--- begin RECORDS FOR THIS EXERCISE ---

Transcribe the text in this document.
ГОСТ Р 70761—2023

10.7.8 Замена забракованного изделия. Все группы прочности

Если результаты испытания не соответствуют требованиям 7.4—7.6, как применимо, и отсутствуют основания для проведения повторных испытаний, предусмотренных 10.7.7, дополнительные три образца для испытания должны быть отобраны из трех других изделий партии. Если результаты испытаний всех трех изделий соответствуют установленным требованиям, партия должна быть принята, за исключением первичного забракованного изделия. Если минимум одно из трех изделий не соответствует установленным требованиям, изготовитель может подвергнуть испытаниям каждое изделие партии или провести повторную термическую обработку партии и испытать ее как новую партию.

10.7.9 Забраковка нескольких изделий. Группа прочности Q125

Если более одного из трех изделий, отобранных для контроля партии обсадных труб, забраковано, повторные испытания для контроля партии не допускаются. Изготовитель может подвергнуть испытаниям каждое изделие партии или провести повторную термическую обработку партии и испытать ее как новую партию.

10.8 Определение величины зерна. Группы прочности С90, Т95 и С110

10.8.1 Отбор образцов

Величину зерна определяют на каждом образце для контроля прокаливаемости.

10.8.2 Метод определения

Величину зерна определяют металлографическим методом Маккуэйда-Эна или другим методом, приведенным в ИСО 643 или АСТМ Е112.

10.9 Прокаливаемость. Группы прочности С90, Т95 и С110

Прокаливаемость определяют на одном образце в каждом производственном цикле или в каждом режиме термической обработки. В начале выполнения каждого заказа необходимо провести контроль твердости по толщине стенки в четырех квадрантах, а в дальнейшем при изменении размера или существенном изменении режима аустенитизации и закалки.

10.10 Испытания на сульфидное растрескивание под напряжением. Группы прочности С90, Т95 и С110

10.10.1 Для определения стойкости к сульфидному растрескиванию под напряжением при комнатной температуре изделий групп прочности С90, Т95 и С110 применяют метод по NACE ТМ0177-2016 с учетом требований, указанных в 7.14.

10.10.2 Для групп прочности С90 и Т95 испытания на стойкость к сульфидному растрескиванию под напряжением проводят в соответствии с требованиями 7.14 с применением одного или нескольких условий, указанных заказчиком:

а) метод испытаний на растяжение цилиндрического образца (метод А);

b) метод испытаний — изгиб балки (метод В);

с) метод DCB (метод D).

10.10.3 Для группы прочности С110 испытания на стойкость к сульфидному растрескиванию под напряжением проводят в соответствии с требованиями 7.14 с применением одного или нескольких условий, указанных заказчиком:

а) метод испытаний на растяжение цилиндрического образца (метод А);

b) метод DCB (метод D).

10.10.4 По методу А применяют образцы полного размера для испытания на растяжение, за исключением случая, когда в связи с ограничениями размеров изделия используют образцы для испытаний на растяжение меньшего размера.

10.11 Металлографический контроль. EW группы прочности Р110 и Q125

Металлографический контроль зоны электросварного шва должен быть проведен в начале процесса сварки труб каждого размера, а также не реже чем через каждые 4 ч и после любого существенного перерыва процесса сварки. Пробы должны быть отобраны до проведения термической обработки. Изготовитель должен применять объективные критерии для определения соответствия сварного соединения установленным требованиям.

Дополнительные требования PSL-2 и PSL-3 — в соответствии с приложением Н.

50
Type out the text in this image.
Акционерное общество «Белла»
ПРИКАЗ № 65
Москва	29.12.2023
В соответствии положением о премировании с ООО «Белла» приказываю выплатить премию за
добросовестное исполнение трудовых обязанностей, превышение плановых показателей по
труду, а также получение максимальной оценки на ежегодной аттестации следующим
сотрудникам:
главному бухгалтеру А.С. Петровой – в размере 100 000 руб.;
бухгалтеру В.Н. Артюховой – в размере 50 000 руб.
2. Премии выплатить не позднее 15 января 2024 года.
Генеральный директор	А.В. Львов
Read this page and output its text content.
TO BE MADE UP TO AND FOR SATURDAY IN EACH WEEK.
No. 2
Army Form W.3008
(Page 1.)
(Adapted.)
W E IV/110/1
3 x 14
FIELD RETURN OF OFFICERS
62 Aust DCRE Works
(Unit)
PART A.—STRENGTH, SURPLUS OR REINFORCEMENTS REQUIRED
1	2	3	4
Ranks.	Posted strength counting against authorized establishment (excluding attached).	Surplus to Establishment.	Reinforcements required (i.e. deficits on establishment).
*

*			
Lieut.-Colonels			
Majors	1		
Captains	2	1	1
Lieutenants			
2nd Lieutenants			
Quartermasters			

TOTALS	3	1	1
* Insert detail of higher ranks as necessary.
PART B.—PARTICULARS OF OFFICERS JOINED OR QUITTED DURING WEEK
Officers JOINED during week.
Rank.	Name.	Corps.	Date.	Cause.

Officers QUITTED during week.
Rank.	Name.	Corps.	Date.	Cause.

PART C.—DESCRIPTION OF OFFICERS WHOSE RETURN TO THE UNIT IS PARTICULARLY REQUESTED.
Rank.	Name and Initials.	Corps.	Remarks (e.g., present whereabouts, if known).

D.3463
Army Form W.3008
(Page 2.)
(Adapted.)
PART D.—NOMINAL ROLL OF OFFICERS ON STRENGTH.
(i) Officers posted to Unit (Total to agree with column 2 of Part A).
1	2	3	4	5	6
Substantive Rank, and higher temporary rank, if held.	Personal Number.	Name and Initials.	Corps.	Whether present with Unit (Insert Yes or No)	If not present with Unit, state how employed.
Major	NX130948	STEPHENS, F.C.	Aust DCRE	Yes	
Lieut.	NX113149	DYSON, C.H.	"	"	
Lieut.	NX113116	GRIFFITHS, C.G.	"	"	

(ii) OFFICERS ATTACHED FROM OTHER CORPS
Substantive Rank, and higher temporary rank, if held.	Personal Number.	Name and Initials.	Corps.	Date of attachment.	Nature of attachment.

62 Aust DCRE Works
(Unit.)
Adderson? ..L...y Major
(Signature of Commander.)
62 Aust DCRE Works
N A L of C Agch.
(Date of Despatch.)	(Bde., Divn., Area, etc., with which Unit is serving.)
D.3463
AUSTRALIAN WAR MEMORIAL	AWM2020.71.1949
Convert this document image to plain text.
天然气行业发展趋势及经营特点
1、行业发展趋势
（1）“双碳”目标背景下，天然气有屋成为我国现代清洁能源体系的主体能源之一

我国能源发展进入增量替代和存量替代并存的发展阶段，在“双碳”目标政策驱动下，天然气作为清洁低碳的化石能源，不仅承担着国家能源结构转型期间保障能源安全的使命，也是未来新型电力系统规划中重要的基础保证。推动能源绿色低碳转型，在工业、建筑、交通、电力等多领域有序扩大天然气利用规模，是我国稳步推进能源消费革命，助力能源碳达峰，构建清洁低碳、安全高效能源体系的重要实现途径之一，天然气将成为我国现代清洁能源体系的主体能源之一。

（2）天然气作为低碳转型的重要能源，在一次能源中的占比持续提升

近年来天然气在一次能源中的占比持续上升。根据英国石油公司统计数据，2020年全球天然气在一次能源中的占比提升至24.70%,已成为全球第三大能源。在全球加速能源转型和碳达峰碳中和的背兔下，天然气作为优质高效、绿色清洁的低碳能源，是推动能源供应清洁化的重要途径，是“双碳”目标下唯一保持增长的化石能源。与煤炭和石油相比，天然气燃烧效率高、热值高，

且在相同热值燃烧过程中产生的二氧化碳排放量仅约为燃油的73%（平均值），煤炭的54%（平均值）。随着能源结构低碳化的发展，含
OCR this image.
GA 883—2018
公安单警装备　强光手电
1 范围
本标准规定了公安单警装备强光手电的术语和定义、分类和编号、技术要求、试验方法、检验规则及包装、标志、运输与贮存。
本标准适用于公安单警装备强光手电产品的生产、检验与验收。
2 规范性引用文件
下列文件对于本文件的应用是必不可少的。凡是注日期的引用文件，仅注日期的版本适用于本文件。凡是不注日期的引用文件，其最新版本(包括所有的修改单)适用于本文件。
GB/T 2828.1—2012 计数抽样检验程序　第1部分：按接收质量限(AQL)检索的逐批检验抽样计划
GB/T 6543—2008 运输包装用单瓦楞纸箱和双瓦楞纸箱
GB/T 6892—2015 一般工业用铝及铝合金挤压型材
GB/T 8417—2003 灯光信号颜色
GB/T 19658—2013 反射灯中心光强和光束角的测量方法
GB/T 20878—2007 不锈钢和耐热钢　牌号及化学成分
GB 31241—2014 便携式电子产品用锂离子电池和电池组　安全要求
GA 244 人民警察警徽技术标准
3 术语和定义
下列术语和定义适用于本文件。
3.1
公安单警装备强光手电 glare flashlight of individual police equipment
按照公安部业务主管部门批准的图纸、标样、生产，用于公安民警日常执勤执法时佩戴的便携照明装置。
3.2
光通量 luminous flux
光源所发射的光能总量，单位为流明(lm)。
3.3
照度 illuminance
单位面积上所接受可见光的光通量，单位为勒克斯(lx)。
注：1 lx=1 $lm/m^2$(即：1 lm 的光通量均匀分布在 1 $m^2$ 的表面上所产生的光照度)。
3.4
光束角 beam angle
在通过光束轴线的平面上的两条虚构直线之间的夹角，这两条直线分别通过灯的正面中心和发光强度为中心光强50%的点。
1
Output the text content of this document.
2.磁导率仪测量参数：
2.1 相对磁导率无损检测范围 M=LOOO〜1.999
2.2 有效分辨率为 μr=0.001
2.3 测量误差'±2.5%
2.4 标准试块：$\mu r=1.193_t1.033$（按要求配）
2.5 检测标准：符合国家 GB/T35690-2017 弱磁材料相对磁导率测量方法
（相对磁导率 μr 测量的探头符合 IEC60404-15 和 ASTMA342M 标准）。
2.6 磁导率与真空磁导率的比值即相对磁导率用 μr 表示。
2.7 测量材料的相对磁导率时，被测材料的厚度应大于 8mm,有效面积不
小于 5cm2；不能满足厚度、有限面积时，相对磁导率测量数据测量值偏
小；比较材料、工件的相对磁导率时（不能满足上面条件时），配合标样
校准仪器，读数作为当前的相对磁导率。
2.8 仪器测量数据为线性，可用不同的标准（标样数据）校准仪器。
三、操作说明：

--- end RECORDS FOR THIS EXERCISE ---

PROBLEM >> Copy each line above containing the string "RETURN".

COMPLETE ANSWER >>
FIELD RETURN OF OFFICERS
PART C.—DESCRIPTION OF OFFICERS WHOSE RETURN TO THE UNIT IS PARTICULARLY REQUESTED.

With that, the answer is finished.